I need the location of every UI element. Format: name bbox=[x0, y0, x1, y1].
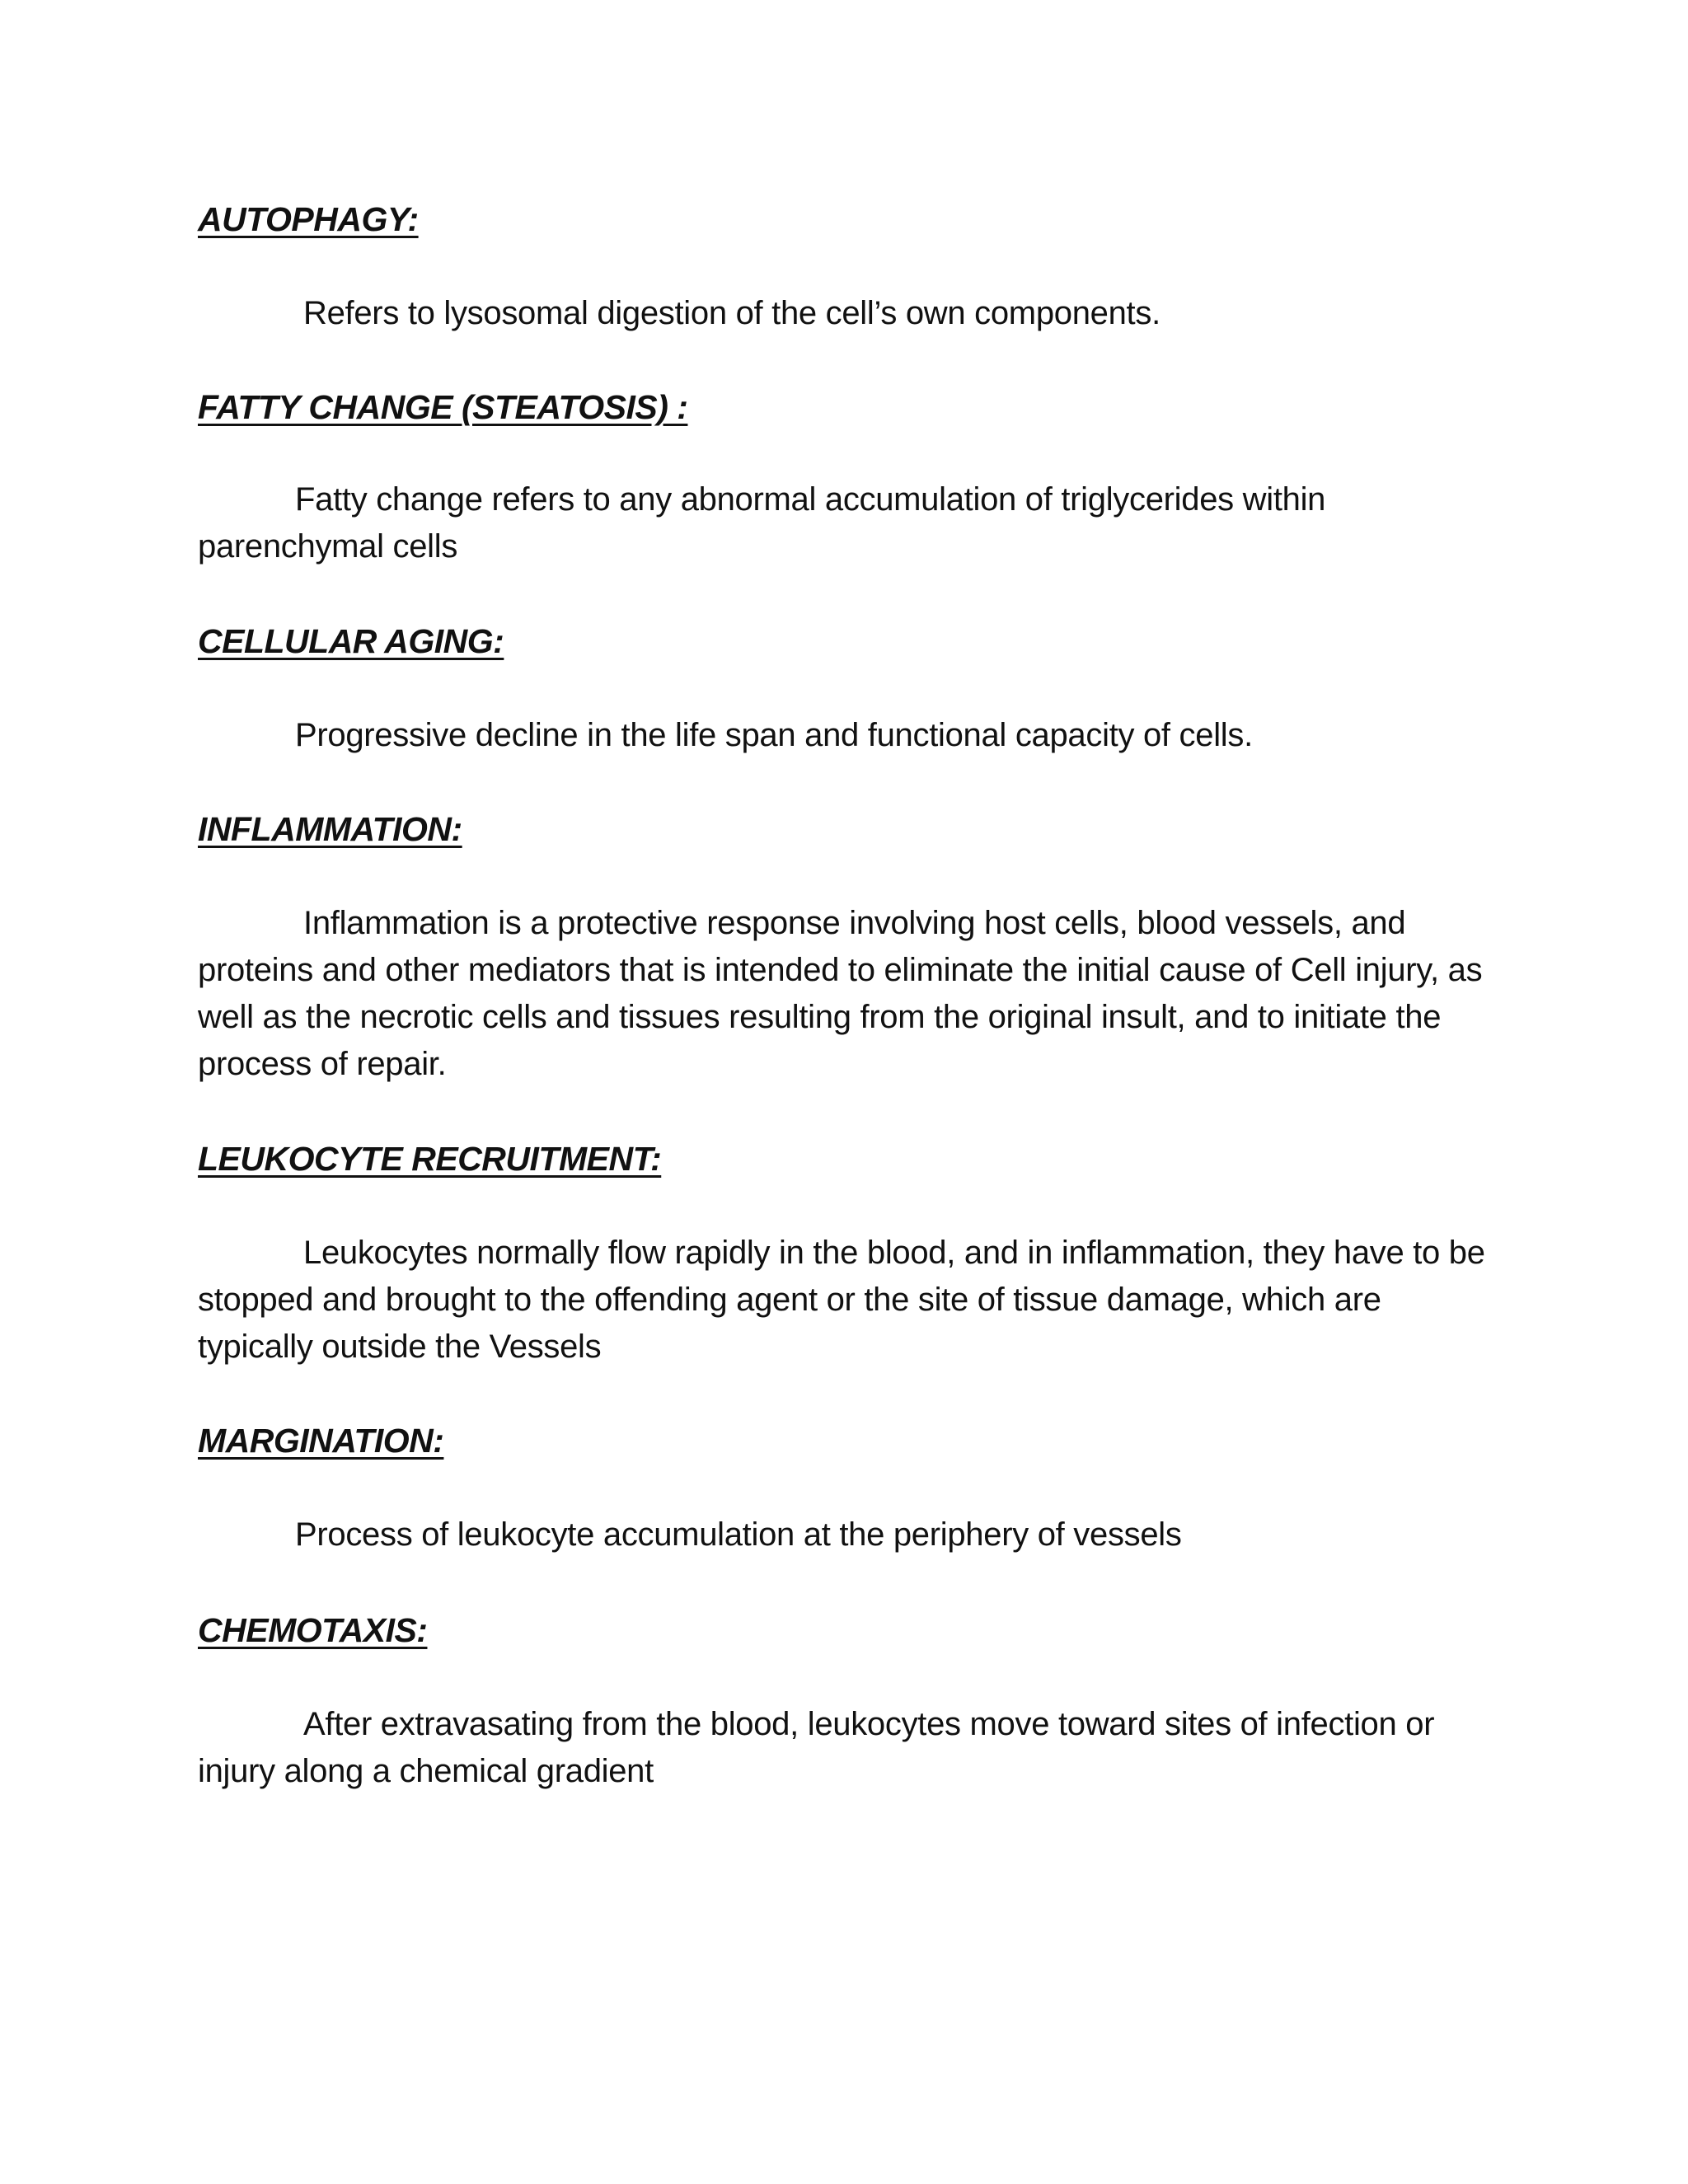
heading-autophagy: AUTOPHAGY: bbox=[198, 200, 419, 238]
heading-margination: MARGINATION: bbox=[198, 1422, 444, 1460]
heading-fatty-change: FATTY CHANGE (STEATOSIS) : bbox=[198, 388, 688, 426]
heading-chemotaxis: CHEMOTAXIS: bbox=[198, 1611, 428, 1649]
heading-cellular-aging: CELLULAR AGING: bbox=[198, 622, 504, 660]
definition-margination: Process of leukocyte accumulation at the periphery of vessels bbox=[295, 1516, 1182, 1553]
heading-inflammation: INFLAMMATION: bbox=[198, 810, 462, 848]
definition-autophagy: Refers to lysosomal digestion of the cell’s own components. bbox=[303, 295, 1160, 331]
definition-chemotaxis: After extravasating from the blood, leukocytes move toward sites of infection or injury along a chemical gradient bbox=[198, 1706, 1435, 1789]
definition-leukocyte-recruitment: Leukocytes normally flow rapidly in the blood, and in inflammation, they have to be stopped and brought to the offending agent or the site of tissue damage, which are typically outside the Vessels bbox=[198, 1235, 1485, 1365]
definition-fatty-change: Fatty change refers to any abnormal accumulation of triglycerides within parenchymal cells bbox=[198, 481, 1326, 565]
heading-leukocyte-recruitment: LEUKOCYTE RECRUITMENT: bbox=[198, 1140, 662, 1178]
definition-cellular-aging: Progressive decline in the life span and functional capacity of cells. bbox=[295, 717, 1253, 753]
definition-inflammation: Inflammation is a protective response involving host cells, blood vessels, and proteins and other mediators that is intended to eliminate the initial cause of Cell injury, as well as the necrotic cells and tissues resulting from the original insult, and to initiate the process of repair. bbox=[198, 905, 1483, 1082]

————

■ **Exercise**
All lines in the records with the string "cellular" should be copied out.

■ **Task output**
heading-cellular-aging: CELLULAR AGING: bbox=[198, 622, 504, 660]
definition-cellular-aging: Progressive decline in the life span and functional capacity of cells. bbox=[295, 717, 1253, 753]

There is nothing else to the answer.